PROBLEM STATEMENT:
Find all lines in the records that include the word "xlabel", and copy them out.
---------- RECORDS FOR PROCESSING
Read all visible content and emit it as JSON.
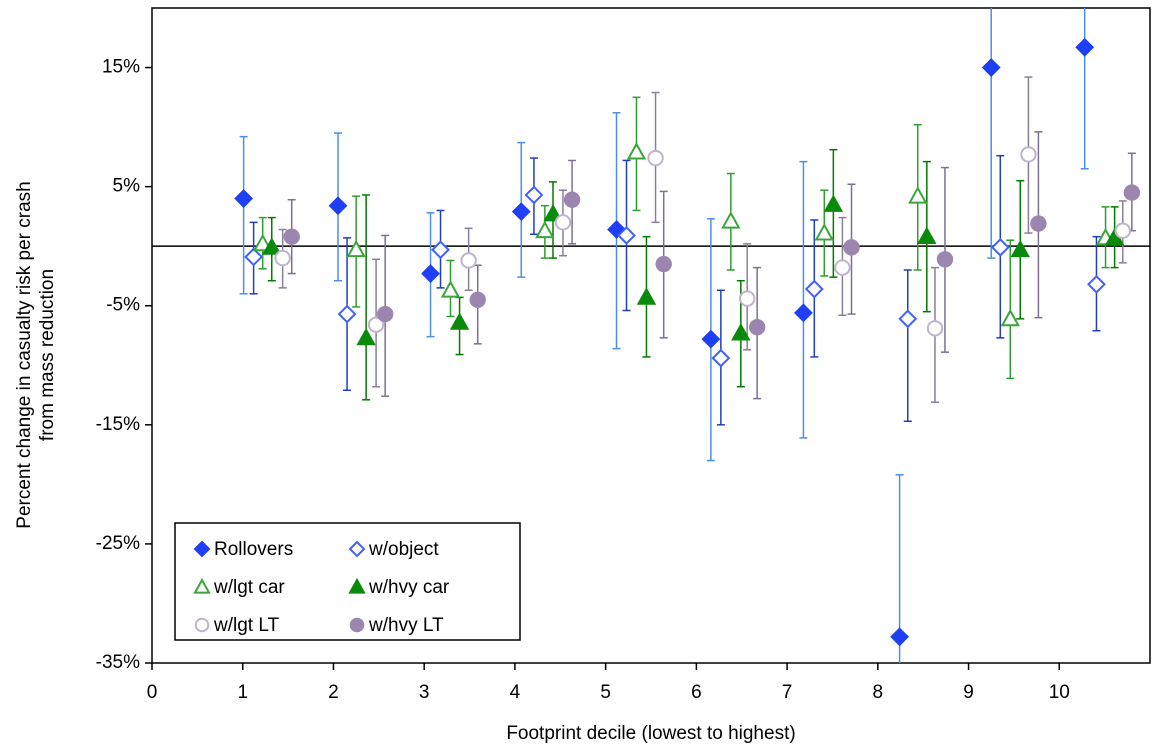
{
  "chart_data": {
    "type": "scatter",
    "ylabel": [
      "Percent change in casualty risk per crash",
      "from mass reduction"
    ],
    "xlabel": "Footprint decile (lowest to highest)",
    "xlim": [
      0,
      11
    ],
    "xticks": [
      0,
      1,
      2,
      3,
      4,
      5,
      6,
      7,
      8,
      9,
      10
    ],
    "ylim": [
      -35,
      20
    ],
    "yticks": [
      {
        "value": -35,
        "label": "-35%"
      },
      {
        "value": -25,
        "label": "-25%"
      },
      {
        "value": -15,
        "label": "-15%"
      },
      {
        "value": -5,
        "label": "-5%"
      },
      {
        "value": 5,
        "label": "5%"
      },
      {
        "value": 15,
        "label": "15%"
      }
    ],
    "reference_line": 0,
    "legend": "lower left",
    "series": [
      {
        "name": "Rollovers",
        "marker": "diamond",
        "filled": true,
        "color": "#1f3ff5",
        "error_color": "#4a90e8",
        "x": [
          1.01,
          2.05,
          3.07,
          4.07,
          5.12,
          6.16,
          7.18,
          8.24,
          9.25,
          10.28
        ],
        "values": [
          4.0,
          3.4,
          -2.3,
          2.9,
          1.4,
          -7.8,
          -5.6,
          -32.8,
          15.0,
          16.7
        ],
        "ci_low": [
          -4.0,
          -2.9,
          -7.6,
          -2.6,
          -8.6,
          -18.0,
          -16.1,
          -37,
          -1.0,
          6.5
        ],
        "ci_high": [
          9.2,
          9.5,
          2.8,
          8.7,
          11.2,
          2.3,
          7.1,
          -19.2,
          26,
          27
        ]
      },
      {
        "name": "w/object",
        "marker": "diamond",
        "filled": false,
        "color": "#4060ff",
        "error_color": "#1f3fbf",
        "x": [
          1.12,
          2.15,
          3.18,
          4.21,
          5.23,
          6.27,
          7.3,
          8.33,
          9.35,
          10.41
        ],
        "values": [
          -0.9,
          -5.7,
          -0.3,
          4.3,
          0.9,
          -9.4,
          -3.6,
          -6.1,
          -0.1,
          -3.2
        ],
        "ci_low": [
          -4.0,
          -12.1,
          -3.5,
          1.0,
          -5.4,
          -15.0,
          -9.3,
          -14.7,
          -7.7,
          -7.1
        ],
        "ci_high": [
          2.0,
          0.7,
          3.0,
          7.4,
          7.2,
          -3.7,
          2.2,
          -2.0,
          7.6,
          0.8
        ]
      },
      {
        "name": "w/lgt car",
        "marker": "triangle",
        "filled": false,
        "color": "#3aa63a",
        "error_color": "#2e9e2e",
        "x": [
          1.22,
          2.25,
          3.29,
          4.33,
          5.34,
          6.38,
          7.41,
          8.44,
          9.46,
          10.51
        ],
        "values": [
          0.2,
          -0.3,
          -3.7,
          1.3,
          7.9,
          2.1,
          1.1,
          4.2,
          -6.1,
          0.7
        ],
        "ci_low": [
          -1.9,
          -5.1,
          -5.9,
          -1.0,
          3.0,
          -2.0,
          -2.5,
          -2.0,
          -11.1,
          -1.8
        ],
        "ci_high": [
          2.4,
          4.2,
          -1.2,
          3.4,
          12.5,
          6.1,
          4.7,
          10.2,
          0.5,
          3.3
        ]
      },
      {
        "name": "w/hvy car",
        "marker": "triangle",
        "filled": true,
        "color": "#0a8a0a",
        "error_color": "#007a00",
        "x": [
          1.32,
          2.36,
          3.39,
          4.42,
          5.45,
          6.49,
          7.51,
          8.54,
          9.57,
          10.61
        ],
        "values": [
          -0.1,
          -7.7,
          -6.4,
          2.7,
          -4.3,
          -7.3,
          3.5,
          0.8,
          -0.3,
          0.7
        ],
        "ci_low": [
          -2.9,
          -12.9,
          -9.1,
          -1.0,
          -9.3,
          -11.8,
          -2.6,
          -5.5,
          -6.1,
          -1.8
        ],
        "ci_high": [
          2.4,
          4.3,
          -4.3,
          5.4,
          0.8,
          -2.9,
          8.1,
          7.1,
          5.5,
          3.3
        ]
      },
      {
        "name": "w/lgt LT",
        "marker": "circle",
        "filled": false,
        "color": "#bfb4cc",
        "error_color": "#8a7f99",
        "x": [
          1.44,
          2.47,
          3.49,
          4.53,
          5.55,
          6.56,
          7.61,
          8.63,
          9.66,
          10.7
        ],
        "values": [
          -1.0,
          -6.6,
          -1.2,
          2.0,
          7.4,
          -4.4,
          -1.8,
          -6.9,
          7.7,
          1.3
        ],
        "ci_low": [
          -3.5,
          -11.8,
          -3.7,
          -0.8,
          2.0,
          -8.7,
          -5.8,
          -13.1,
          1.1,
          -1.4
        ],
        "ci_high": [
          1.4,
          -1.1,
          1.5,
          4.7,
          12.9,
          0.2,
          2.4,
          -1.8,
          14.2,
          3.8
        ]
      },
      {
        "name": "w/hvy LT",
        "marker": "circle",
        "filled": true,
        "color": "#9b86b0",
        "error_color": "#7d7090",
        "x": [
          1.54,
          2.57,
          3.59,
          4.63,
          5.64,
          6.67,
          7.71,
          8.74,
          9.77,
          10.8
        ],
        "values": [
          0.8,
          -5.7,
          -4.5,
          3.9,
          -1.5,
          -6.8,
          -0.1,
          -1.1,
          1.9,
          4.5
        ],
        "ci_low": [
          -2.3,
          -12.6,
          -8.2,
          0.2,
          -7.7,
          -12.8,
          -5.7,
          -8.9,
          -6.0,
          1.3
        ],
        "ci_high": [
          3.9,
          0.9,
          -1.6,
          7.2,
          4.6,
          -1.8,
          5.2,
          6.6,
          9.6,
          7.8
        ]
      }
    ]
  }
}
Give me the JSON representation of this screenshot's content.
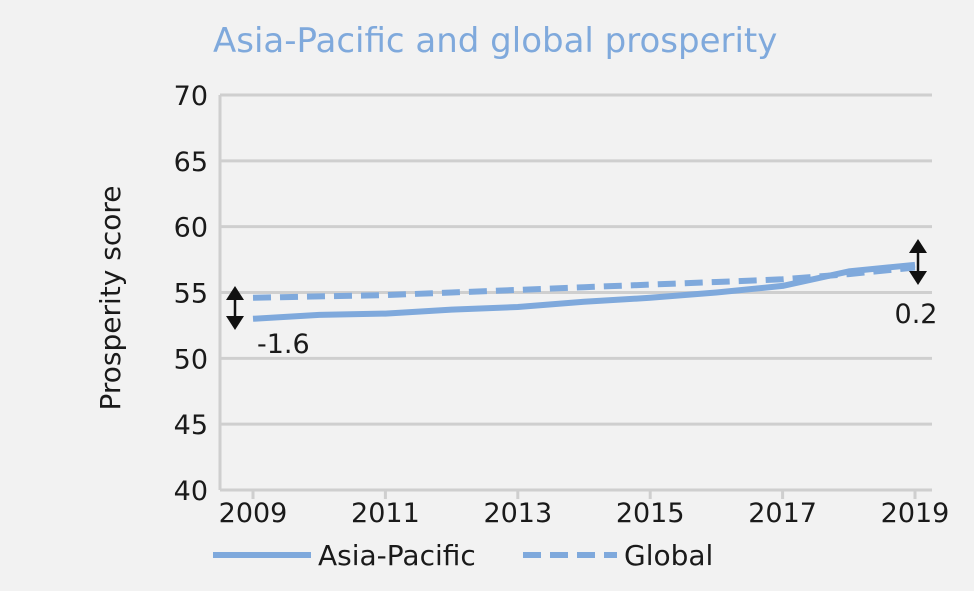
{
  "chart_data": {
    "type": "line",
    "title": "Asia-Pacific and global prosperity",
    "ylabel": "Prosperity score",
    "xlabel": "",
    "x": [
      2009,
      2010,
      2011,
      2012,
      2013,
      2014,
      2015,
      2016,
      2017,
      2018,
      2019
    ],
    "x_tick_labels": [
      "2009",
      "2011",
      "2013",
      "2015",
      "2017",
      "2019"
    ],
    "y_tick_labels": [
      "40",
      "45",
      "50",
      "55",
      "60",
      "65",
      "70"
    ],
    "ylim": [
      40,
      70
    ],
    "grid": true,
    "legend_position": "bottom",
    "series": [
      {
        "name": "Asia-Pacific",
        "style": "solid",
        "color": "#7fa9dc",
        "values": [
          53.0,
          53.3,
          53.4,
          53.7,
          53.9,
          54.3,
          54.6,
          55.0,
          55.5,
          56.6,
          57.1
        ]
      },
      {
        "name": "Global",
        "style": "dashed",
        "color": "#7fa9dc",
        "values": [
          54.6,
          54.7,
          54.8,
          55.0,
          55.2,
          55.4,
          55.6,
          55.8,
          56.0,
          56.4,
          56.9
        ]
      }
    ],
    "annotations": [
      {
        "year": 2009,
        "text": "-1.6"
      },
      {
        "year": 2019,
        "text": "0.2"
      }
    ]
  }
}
--------------------
---------- RECORDS FOR PROCESSING
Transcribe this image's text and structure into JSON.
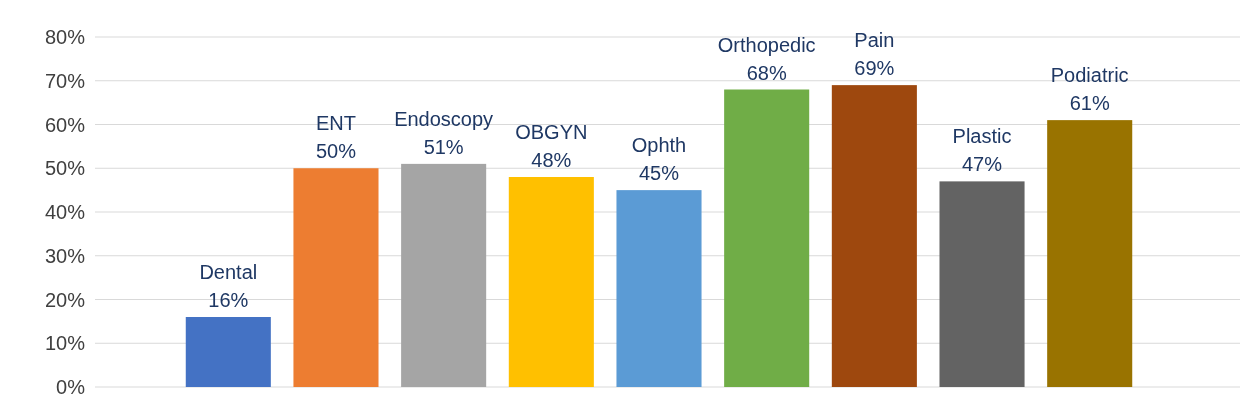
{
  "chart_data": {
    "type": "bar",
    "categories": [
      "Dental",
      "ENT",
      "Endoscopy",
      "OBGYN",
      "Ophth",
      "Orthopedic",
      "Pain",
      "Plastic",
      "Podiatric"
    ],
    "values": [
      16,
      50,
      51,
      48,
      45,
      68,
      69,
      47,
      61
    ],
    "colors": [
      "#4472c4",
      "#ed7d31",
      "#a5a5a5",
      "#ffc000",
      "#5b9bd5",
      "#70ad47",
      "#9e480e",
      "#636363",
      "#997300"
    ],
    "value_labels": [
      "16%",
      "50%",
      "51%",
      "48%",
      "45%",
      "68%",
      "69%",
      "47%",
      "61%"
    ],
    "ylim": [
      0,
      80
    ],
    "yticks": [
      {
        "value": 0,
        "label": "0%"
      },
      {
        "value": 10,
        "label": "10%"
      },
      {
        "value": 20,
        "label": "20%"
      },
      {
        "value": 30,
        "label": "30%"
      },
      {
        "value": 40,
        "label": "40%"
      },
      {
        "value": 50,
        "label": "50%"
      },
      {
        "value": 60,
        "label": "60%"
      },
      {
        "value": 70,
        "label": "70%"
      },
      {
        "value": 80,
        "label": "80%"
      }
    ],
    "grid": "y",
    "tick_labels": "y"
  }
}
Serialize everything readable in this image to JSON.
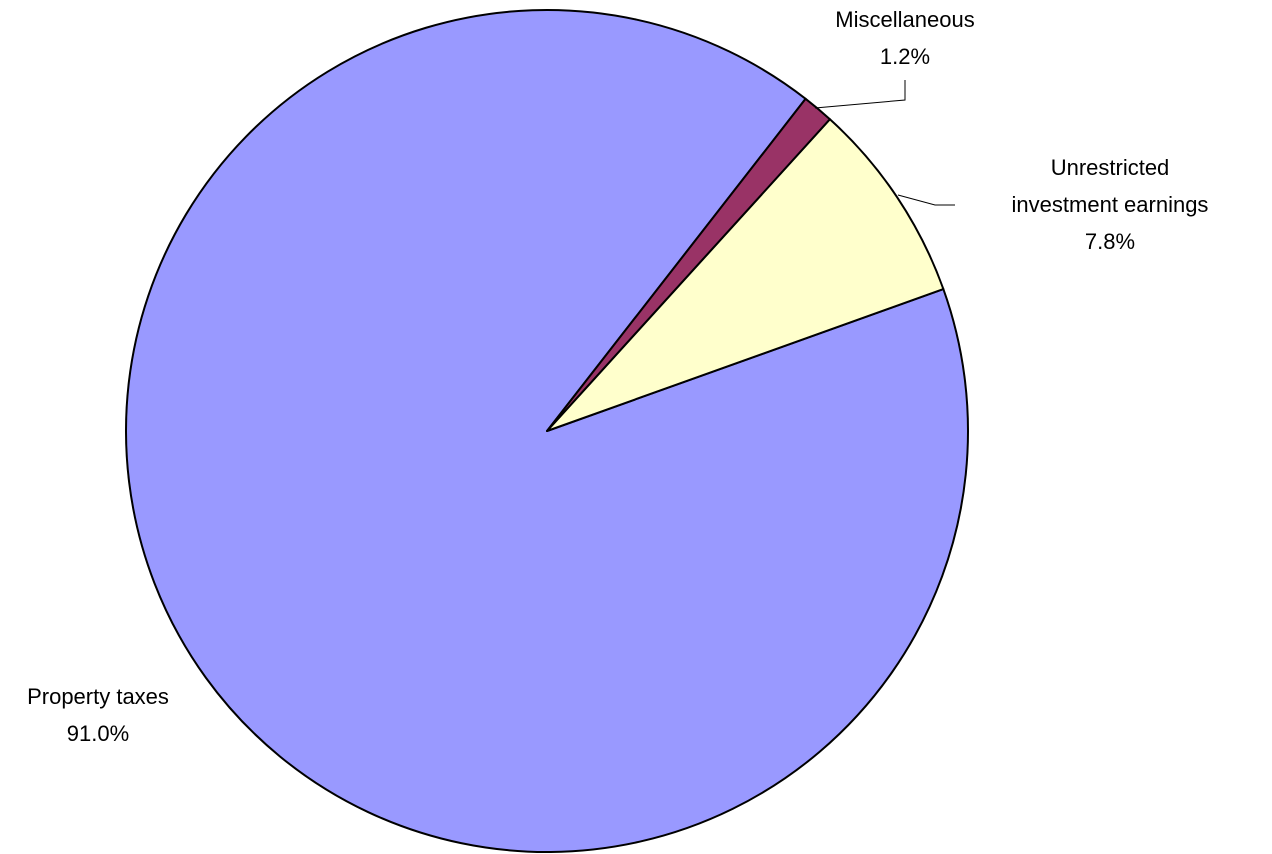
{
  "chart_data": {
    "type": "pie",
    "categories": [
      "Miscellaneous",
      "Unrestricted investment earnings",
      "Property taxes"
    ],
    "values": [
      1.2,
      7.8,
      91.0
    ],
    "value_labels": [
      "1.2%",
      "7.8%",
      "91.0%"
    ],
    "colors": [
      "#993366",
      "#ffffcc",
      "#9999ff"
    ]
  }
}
--------------------
RESULT:
    "xlabel": "Footprint decile (lowest to highest)",
    "xlabel": "",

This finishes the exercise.